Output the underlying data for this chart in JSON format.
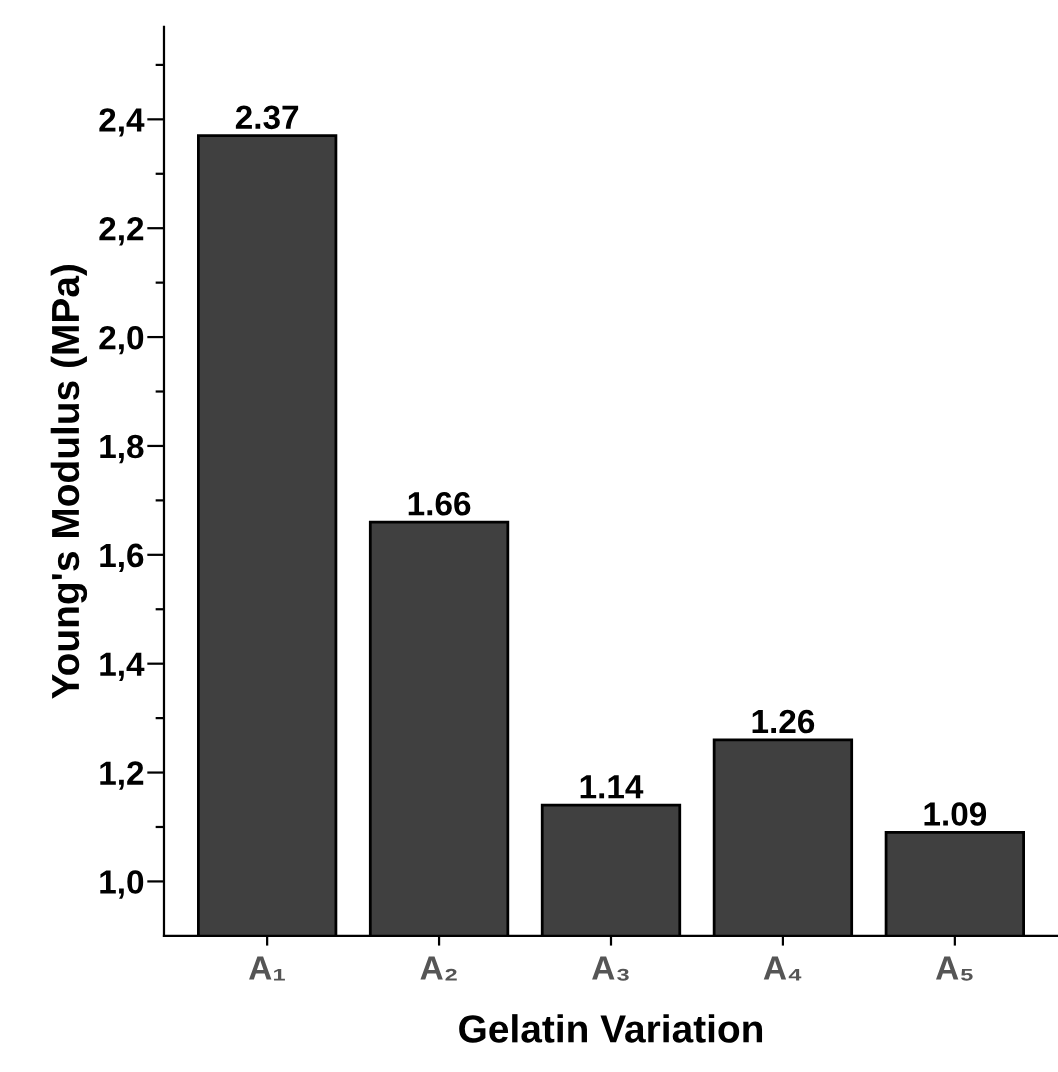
{
  "chart_data": {
    "type": "bar",
    "xlabel": "Gelatin Variation",
    "ylabel": "Young's Modulus (MPa)",
    "categories": [
      "A₁",
      "A₂",
      "A₃",
      "A₄",
      "A₅"
    ],
    "values": [
      2.37,
      1.66,
      1.14,
      1.26,
      1.09
    ],
    "color": "#404040",
    "data_labels": true,
    "ylim": [
      0.9,
      2.57
    ],
    "yticks": [
      {
        "value": 1.0,
        "label": "1,0"
      },
      {
        "value": 1.1,
        "label": null
      },
      {
        "value": 1.2,
        "label": "1,2"
      },
      {
        "value": 1.3,
        "label": null
      },
      {
        "value": 1.4,
        "label": "1,4"
      },
      {
        "value": 1.5,
        "label": null
      },
      {
        "value": 1.6,
        "label": "1,6"
      },
      {
        "value": 1.7,
        "label": null
      },
      {
        "value": 1.8,
        "label": "1,8"
      },
      {
        "value": 1.9,
        "label": null
      },
      {
        "value": 2.0,
        "label": "2,0"
      },
      {
        "value": 2.1,
        "label": null
      },
      {
        "value": 2.2,
        "label": "2,2"
      },
      {
        "value": 2.3,
        "label": null
      },
      {
        "value": 2.4,
        "label": "2,4"
      },
      {
        "value": 2.5,
        "label": null
      }
    ],
    "grid": false,
    "legend": false
  }
}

[Stated task] Leave the pictures out and write out every entry exactly as given.

[Result of the task]
Output the underlying data for this chart in JSON format.
{
  "chart_data": {
    "type": "bar",
    "xlabel": "Gelatin Variation",
    "ylabel": "Young's Modulus (MPa)",
    "categories": [
      "A₁",
      "A₂",
      "A₃",
      "A₄",
      "A₅"
    ],
    "values": [
      2.37,
      1.66,
      1.14,
      1.26,
      1.09
    ],
    "color": "#404040",
    "data_labels": true,
    "ylim": [
      0.9,
      2.57
    ],
    "yticks": [
      {
        "value": 1.0,
        "label": "1,0"
      },
      {
        "value": 1.1,
        "label": null
      },
      {
        "value": 1.2,
        "label": "1,2"
      },
      {
        "value": 1.3,
        "label": null
      },
      {
        "value": 1.4,
        "label": "1,4"
      },
      {
        "value": 1.5,
        "label": null
      },
      {
        "value": 1.6,
        "label": "1,6"
      },
      {
        "value": 1.7,
        "label": null
      },
      {
        "value": 1.8,
        "label": "1,8"
      },
      {
        "value": 1.9,
        "label": null
      },
      {
        "value": 2.0,
        "label": "2,0"
      },
      {
        "value": 2.1,
        "label": null
      },
      {
        "value": 2.2,
        "label": "2,2"
      },
      {
        "value": 2.3,
        "label": null
      },
      {
        "value": 2.4,
        "label": "2,4"
      },
      {
        "value": 2.5,
        "label": null
      }
    ],
    "grid": false,
    "legend": false
  }
}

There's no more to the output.